* [EXERCISE TASK]:
Single out the lines that include the word "Harmonic". Copy them.

• • • • • • •

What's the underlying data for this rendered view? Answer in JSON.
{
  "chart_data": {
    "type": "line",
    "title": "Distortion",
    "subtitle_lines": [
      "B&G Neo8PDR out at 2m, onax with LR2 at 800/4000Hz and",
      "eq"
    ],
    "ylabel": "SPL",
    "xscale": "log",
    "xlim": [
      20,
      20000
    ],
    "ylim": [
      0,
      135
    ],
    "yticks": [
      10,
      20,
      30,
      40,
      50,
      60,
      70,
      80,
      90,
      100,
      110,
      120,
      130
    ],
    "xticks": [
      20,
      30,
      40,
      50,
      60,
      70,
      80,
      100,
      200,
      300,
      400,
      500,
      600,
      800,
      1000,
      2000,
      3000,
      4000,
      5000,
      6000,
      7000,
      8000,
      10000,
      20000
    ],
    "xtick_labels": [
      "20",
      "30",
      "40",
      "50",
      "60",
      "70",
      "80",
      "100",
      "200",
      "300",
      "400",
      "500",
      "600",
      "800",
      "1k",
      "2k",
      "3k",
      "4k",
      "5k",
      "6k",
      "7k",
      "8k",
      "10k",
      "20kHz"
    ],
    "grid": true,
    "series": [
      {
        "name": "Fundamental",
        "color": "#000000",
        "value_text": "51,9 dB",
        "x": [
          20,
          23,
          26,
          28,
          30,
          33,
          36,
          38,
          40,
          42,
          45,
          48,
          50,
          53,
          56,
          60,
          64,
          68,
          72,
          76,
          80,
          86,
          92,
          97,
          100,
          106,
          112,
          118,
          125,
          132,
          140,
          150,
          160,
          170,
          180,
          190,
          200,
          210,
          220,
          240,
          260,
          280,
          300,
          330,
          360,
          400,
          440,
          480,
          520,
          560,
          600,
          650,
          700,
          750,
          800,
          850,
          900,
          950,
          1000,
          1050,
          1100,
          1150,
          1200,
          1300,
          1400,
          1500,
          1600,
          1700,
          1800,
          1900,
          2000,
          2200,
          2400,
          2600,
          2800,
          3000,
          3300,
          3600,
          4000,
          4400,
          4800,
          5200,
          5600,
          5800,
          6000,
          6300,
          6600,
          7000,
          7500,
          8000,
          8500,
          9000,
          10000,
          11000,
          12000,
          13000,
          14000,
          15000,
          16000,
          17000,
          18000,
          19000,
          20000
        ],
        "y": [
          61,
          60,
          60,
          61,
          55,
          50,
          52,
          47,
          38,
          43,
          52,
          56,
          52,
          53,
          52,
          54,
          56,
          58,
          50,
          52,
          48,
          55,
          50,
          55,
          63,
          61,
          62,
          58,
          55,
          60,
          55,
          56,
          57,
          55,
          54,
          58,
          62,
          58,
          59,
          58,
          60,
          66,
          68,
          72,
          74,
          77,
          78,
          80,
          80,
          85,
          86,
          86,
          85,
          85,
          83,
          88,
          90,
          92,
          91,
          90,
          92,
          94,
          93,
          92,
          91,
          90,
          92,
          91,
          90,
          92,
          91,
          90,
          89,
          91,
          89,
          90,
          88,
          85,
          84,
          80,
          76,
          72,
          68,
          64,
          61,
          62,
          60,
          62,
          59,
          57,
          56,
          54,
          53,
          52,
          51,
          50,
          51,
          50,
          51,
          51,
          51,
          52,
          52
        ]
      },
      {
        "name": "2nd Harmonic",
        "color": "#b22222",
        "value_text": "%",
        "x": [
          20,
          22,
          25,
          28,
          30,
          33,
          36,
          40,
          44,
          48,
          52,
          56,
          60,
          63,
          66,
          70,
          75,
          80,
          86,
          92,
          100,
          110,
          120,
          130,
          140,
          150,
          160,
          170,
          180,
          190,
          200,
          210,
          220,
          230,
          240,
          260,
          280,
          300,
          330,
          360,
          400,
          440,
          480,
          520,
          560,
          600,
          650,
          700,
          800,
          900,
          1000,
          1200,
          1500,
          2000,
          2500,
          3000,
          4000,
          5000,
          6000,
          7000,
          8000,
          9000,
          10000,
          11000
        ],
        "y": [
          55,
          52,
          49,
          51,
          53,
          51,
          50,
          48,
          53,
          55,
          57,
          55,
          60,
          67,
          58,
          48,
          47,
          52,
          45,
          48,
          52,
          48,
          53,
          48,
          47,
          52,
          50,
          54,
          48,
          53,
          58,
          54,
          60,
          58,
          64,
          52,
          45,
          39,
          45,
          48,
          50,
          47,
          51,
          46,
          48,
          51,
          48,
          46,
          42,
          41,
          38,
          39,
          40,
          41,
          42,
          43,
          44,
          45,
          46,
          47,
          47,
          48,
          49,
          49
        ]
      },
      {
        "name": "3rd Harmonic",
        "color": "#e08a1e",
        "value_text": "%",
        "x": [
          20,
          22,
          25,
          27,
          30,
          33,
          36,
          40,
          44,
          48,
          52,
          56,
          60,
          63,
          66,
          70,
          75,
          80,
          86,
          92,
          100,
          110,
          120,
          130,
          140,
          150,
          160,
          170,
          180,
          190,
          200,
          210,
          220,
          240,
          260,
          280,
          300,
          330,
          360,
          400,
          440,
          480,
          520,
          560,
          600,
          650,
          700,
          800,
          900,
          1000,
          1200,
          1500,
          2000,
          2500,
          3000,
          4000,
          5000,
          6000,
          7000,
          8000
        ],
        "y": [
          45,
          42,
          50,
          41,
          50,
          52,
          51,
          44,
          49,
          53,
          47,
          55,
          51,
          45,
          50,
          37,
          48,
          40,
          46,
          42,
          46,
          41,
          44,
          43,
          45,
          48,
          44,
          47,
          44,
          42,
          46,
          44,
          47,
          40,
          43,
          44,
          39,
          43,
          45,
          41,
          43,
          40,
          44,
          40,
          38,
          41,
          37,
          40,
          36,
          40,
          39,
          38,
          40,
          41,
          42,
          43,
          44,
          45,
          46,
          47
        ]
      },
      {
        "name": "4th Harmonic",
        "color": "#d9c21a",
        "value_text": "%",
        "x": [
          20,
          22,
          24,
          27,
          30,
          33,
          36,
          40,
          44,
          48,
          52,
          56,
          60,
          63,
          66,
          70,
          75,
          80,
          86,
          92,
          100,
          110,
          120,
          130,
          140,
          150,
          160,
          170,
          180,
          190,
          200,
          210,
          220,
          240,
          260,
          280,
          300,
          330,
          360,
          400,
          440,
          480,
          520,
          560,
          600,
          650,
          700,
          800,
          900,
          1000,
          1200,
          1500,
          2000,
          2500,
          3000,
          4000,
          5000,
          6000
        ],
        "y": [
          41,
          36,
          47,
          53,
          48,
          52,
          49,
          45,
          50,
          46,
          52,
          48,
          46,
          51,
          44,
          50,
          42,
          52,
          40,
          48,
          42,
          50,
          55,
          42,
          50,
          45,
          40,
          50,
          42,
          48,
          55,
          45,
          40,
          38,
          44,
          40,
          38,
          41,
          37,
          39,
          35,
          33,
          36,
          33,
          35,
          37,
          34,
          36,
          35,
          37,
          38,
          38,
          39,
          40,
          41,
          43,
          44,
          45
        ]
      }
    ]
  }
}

• • • • • • •

* [EXERCISE ANSWER]:
        "name": "2nd Harmonic",
        "name": "3rd Harmonic",
        "name": "4th Harmonic",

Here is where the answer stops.